Recorded data:
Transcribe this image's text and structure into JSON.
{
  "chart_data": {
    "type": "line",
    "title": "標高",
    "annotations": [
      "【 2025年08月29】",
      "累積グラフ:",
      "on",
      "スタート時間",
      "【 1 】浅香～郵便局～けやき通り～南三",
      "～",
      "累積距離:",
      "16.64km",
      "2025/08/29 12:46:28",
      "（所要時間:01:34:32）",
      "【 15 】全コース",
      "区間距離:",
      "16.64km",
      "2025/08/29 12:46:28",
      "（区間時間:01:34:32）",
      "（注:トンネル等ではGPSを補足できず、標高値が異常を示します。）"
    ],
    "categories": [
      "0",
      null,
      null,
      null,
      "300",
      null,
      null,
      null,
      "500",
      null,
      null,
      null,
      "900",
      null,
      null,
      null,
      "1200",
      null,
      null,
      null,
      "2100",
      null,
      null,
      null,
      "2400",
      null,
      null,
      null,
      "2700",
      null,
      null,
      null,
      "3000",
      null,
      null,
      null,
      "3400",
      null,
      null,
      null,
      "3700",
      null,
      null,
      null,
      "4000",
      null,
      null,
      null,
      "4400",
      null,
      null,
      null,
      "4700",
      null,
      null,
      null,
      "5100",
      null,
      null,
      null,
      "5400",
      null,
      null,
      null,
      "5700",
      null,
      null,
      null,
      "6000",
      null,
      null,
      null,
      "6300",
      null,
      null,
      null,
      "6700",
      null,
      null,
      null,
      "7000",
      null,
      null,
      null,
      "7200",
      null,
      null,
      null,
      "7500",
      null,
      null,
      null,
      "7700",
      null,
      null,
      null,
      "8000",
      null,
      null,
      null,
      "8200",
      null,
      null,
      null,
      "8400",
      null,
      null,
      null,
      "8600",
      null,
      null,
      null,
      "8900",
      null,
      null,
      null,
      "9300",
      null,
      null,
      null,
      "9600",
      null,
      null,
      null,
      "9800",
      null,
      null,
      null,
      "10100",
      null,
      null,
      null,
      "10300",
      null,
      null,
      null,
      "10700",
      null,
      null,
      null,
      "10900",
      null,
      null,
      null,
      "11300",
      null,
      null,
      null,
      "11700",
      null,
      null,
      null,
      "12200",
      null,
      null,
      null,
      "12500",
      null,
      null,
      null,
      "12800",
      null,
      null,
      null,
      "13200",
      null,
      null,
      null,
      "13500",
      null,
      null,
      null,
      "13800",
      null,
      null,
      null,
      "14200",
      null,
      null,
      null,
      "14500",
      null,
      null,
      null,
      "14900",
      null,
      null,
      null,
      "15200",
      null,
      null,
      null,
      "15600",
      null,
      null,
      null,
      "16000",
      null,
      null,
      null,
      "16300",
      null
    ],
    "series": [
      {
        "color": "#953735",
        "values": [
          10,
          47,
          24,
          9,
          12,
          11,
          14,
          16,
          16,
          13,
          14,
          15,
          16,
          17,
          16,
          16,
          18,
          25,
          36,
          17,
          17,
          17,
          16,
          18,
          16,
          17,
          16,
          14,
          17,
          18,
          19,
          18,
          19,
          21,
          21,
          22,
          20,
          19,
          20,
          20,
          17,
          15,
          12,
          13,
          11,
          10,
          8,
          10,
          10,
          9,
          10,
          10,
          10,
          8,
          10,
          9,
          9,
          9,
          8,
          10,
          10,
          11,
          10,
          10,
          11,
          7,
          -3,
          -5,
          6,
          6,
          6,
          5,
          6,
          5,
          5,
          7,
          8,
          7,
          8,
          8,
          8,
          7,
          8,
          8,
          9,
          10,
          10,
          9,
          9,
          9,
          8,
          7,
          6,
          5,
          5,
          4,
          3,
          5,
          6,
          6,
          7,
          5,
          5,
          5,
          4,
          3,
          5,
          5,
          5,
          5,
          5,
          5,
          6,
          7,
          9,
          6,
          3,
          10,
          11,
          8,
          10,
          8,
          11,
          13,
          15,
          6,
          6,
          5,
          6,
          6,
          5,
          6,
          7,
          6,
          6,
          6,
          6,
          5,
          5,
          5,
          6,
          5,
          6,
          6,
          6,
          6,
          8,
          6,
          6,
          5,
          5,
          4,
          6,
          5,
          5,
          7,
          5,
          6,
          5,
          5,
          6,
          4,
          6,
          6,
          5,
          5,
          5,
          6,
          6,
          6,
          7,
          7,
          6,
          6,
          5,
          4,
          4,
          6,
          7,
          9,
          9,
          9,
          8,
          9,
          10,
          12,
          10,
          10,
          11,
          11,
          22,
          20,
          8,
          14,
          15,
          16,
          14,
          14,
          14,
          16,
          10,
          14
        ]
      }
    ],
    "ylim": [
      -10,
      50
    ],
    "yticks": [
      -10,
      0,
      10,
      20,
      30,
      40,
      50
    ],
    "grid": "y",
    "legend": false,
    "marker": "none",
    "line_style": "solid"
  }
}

**TO DO:** Each record above must be given again exactly.

**THE RESULT:**
Transcribe this image's text and structure into JSON.
{
  "chart_data": {
    "type": "line",
    "title": "標高",
    "annotations": [
      "【 2025年08月29】",
      "累積グラフ:",
      "on",
      "スタート時間",
      "【 1 】浅香～郵便局～けやき通り～南三",
      "～",
      "累積距離:",
      "16.64km",
      "2025/08/29 12:46:28",
      "（所要時間:01:34:32）",
      "【 15 】全コース",
      "区間距離:",
      "16.64km",
      "2025/08/29 12:46:28",
      "（区間時間:01:34:32）",
      "（注:トンネル等ではGPSを補足できず、標高値が異常を示します。）"
    ],
    "categories": [
      "0",
      null,
      null,
      null,
      "300",
      null,
      null,
      null,
      "500",
      null,
      null,
      null,
      "900",
      null,
      null,
      null,
      "1200",
      null,
      null,
      null,
      "2100",
      null,
      null,
      null,
      "2400",
      null,
      null,
      null,
      "2700",
      null,
      null,
      null,
      "3000",
      null,
      null,
      null,
      "3400",
      null,
      null,
      null,
      "3700",
      null,
      null,
      null,
      "4000",
      null,
      null,
      null,
      "4400",
      null,
      null,
      null,
      "4700",
      null,
      null,
      null,
      "5100",
      null,
      null,
      null,
      "5400",
      null,
      null,
      null,
      "5700",
      null,
      null,
      null,
      "6000",
      null,
      null,
      null,
      "6300",
      null,
      null,
      null,
      "6700",
      null,
      null,
      null,
      "7000",
      null,
      null,
      null,
      "7200",
      null,
      null,
      null,
      "7500",
      null,
      null,
      null,
      "7700",
      null,
      null,
      null,
      "8000",
      null,
      null,
      null,
      "8200",
      null,
      null,
      null,
      "8400",
      null,
      null,
      null,
      "8600",
      null,
      null,
      null,
      "8900",
      null,
      null,
      null,
      "9300",
      null,
      null,
      null,
      "9600",
      null,
      null,
      null,
      "9800",
      null,
      null,
      null,
      "10100",
      null,
      null,
      null,
      "10300",
      null,
      null,
      null,
      "10700",
      null,
      null,
      null,
      "10900",
      null,
      null,
      null,
      "11300",
      null,
      null,
      null,
      "11700",
      null,
      null,
      null,
      "12200",
      null,
      null,
      null,
      "12500",
      null,
      null,
      null,
      "12800",
      null,
      null,
      null,
      "13200",
      null,
      null,
      null,
      "13500",
      null,
      null,
      null,
      "13800",
      null,
      null,
      null,
      "14200",
      null,
      null,
      null,
      "14500",
      null,
      null,
      null,
      "14900",
      null,
      null,
      null,
      "15200",
      null,
      null,
      null,
      "15600",
      null,
      null,
      null,
      "16000",
      null,
      null,
      null,
      "16300",
      null
    ],
    "series": [
      {
        "color": "#953735",
        "values": [
          10,
          47,
          24,
          9,
          12,
          11,
          14,
          16,
          16,
          13,
          14,
          15,
          16,
          17,
          16,
          16,
          18,
          25,
          36,
          17,
          17,
          17,
          16,
          18,
          16,
          17,
          16,
          14,
          17,
          18,
          19,
          18,
          19,
          21,
          21,
          22,
          20,
          19,
          20,
          20,
          17,
          15,
          12,
          13,
          11,
          10,
          8,
          10,
          10,
          9,
          10,
          10,
          10,
          8,
          10,
          9,
          9,
          9,
          8,
          10,
          10,
          11,
          10,
          10,
          11,
          7,
          -3,
          -5,
          6,
          6,
          6,
          5,
          6,
          5,
          5,
          7,
          8,
          7,
          8,
          8,
          8,
          7,
          8,
          8,
          9,
          10,
          10,
          9,
          9,
          9,
          8,
          7,
          6,
          5,
          5,
          4,
          3,
          5,
          6,
          6,
          7,
          5,
          5,
          5,
          4,
          3,
          5,
          5,
          5,
          5,
          5,
          5,
          6,
          7,
          9,
          6,
          3,
          10,
          11,
          8,
          10,
          8,
          11,
          13,
          15,
          6,
          6,
          5,
          6,
          6,
          5,
          6,
          7,
          6,
          6,
          6,
          6,
          5,
          5,
          5,
          6,
          5,
          6,
          6,
          6,
          6,
          8,
          6,
          6,
          5,
          5,
          4,
          6,
          5,
          5,
          7,
          5,
          6,
          5,
          5,
          6,
          4,
          6,
          6,
          5,
          5,
          5,
          6,
          6,
          6,
          7,
          7,
          6,
          6,
          5,
          4,
          4,
          6,
          7,
          9,
          9,
          9,
          8,
          9,
          10,
          12,
          10,
          10,
          11,
          11,
          22,
          20,
          8,
          14,
          15,
          16,
          14,
          14,
          14,
          16,
          10,
          14
        ]
      }
    ],
    "ylim": [
      -10,
      50
    ],
    "yticks": [
      -10,
      0,
      10,
      20,
      30,
      40,
      50
    ],
    "grid": "y",
    "legend": false,
    "marker": "none",
    "line_style": "solid"
  }
}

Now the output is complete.